**Data listing:**
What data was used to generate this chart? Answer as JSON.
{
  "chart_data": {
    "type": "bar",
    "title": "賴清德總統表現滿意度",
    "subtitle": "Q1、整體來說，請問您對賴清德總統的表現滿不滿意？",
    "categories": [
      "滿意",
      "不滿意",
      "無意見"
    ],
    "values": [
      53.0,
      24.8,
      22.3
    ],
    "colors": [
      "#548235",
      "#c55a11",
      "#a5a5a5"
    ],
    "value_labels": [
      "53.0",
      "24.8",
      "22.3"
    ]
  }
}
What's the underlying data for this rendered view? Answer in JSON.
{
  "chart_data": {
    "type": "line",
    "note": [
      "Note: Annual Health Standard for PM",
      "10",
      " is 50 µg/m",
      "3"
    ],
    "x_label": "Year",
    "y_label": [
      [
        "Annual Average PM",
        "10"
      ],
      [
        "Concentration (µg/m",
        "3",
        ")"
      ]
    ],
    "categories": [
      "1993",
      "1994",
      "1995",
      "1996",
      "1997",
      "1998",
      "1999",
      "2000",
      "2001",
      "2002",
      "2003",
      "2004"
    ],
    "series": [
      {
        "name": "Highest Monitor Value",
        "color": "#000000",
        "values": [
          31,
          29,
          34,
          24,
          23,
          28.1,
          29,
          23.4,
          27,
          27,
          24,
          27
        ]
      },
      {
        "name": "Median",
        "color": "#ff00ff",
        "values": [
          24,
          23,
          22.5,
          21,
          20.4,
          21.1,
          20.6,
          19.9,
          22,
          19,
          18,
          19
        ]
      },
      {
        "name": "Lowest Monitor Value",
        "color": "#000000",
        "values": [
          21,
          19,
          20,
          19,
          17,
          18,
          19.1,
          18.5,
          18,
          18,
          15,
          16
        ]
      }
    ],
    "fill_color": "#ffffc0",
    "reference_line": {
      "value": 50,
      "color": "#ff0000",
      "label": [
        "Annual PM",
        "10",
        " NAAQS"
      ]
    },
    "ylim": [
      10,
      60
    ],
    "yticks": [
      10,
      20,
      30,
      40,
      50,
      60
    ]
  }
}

**Problem requirements:** Lines from the records above that hold "Monitor" are the ones to list.

**Response below:**
        "name": "Highest Monitor Value",
        "name": "Lowest Monitor Value",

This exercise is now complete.